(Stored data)
--- Start ---
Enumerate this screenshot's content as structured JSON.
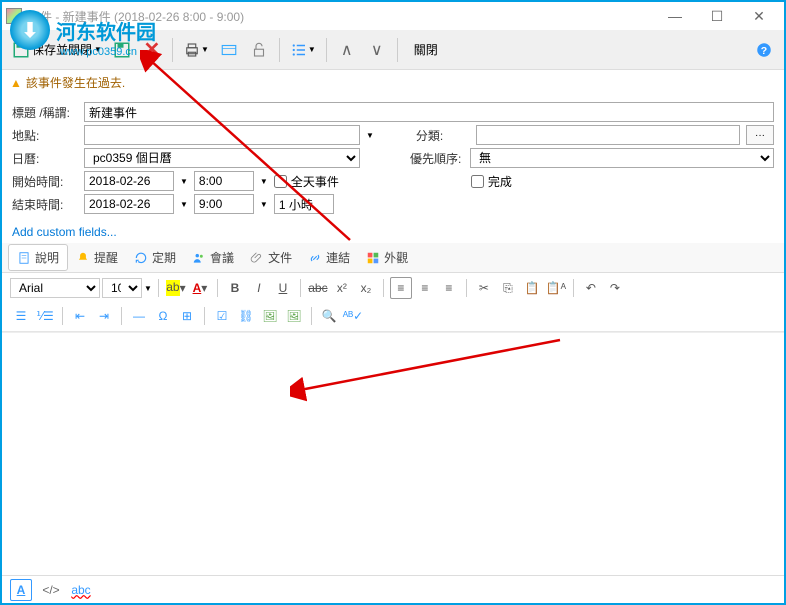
{
  "window": {
    "title": "事件 - 新建事件 (2018-02-26 8:00 - 9:00)"
  },
  "watermark": {
    "text": "河东软件园",
    "url": "www.pc0359.cn"
  },
  "toolbar": {
    "save_close": "保存並關閉",
    "close": "關閉"
  },
  "warning": "該事件發生在過去.",
  "form": {
    "title_label": "標題 /稱謂:",
    "title_value": "新建事件",
    "location_label": "地點:",
    "location_value": "",
    "category_label": "分類:",
    "category_value": "",
    "calendar_label": "日曆:",
    "calendar_value": "pc0359 個日曆",
    "priority_label": "優先順序:",
    "priority_value": "無",
    "start_label": "開始時間:",
    "start_date": "2018-02-26",
    "start_time": "8:00",
    "allday": "全天事件",
    "done": "完成",
    "end_label": "結束時間:",
    "end_date": "2018-02-26",
    "end_time": "9:00",
    "duration": "1 小時",
    "custom_fields": "Add custom fields..."
  },
  "tabs": {
    "desc": "說明",
    "remind": "提醒",
    "recur": "定期",
    "meeting": "會議",
    "file": "文件",
    "link": "連結",
    "appear": "外觀"
  },
  "editor": {
    "font": "Arial",
    "size": "10"
  },
  "footer": {
    "abc": "abc"
  }
}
--- End ---
Leave out the pictures and transcribe the entries above exactly.

▶ **Exercise output**
Enumerate this screenshot's content as structured JSON.
{
  "window": {
    "title": "事件 - 新建事件 (2018-02-26 8:00 - 9:00)"
  },
  "watermark": {
    "text": "河东软件园",
    "url": "www.pc0359.cn"
  },
  "toolbar": {
    "save_close": "保存並關閉",
    "close": "關閉"
  },
  "warning": "該事件發生在過去.",
  "form": {
    "title_label": "標題 /稱謂:",
    "title_value": "新建事件",
    "location_label": "地點:",
    "location_value": "",
    "category_label": "分類:",
    "category_value": "",
    "calendar_label": "日曆:",
    "calendar_value": "pc0359 個日曆",
    "priority_label": "優先順序:",
    "priority_value": "無",
    "start_label": "開始時間:",
    "start_date": "2018-02-26",
    "start_time": "8:00",
    "allday": "全天事件",
    "done": "完成",
    "end_label": "結束時間:",
    "end_date": "2018-02-26",
    "end_time": "9:00",
    "duration": "1 小時",
    "custom_fields": "Add custom fields..."
  },
  "tabs": {
    "desc": "說明",
    "remind": "提醒",
    "recur": "定期",
    "meeting": "會議",
    "file": "文件",
    "link": "連結",
    "appear": "外觀"
  },
  "editor": {
    "font": "Arial",
    "size": "10"
  },
  "footer": {
    "abc": "abc"
  }
}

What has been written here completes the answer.